- [Work required] Extract every line that includes the string "link".

Data records:
══════
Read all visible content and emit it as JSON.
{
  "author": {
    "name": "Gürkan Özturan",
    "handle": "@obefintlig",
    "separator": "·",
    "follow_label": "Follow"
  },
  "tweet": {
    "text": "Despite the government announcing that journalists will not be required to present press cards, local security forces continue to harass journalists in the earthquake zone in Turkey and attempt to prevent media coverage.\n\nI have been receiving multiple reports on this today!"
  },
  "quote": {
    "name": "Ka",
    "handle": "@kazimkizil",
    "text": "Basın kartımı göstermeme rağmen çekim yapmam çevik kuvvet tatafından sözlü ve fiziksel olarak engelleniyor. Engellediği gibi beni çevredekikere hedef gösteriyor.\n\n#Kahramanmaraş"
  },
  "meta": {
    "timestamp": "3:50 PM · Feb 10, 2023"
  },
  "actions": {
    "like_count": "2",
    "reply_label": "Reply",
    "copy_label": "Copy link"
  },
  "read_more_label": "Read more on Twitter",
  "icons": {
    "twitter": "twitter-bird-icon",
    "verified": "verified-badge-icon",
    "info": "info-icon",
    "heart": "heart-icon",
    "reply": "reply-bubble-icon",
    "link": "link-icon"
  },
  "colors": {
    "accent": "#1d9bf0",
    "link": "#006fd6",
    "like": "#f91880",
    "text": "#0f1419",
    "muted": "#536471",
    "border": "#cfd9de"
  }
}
══════
- [Solution to this problem]
    "copy_label": "Copy link"
    "link": "link-icon"
    "link": "#006fd6",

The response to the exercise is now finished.